Egg White and Spinach Omelet with Smoked Salmon and Avocado

This is an example of a meal that Solin would create to include in your personalized meal plan.

Egg White and Spinach Omelet with Smoked Salmon and Avocado

YOUR SOLIN GENERATED RECIPE

Egg White and Spinach Omelet with Smoked Salmon and Avocado

Pan-seared egg whites folded over sautéed spinach and salty smoked salmon, served with a side of sprouted grain toast and buttery avocado.

NUTRITION

605kcal
Protein
44.9g
Fat
34.6g
Carbs
31g

SERVINGS

1 serving

INGREDIENTS

1 cup Liquid Egg Whites

1.5 oz Smoked Salmon

2 cups Fresh Baby Spinach

0.5 medium Hass Avocado

1 tbsp Extra Virgin Olive Oil

0.5 oz Crumbled Feta Cheese

1 slice Sprouted Grain Bread

PREPARATION

  • 1

    Heat the extra virgin olive oil in a medium non-stick skillet over medium heat.
=====
### [Assigned task]
How much smoked salmon does the omelet recipe call for?
=====
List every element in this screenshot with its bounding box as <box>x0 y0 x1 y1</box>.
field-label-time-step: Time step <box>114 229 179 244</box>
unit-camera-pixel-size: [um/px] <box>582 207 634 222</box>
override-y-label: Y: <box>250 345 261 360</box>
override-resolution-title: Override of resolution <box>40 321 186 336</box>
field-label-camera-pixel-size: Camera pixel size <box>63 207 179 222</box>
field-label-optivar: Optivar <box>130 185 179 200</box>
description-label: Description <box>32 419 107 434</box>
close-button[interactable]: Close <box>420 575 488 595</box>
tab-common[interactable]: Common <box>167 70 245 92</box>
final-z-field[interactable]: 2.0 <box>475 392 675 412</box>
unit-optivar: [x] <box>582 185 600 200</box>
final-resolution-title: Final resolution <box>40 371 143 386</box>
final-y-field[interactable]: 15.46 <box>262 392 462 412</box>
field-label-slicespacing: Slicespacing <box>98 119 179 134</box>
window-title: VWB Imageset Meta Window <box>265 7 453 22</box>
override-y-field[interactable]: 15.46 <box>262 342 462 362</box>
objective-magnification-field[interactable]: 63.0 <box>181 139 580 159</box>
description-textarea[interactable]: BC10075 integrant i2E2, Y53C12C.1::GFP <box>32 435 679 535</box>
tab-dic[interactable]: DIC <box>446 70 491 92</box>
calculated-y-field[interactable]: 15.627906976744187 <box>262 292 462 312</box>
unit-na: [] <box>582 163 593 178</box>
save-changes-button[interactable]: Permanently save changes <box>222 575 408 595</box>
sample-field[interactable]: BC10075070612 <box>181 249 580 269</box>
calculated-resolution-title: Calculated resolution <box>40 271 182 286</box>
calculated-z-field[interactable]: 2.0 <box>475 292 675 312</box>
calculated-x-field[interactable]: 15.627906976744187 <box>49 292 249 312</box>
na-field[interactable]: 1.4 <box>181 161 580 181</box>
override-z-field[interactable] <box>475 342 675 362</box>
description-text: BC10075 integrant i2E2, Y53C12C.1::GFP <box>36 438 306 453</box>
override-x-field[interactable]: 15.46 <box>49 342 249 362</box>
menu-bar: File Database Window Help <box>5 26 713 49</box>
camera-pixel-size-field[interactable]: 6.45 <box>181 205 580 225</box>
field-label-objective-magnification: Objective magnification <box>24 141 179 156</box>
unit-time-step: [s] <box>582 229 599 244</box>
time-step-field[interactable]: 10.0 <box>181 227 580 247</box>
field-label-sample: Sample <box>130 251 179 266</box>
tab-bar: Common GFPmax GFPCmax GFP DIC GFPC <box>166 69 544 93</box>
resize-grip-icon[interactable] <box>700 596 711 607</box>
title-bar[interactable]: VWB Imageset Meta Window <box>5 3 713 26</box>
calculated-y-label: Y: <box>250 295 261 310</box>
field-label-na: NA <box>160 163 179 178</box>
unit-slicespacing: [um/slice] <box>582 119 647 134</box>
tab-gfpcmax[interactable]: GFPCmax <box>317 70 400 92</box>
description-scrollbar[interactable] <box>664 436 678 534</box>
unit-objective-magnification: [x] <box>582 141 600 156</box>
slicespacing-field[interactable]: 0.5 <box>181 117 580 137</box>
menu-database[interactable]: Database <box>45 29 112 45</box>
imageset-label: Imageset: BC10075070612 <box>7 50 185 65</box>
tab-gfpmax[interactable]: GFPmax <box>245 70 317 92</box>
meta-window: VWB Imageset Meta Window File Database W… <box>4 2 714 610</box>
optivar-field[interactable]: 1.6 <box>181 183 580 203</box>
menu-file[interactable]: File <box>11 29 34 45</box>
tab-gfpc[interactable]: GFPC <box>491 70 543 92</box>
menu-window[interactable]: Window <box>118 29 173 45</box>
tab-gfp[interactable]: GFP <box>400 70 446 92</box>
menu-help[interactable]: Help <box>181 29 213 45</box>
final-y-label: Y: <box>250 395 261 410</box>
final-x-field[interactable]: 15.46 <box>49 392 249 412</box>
=====
### [Task output]
1.5 oz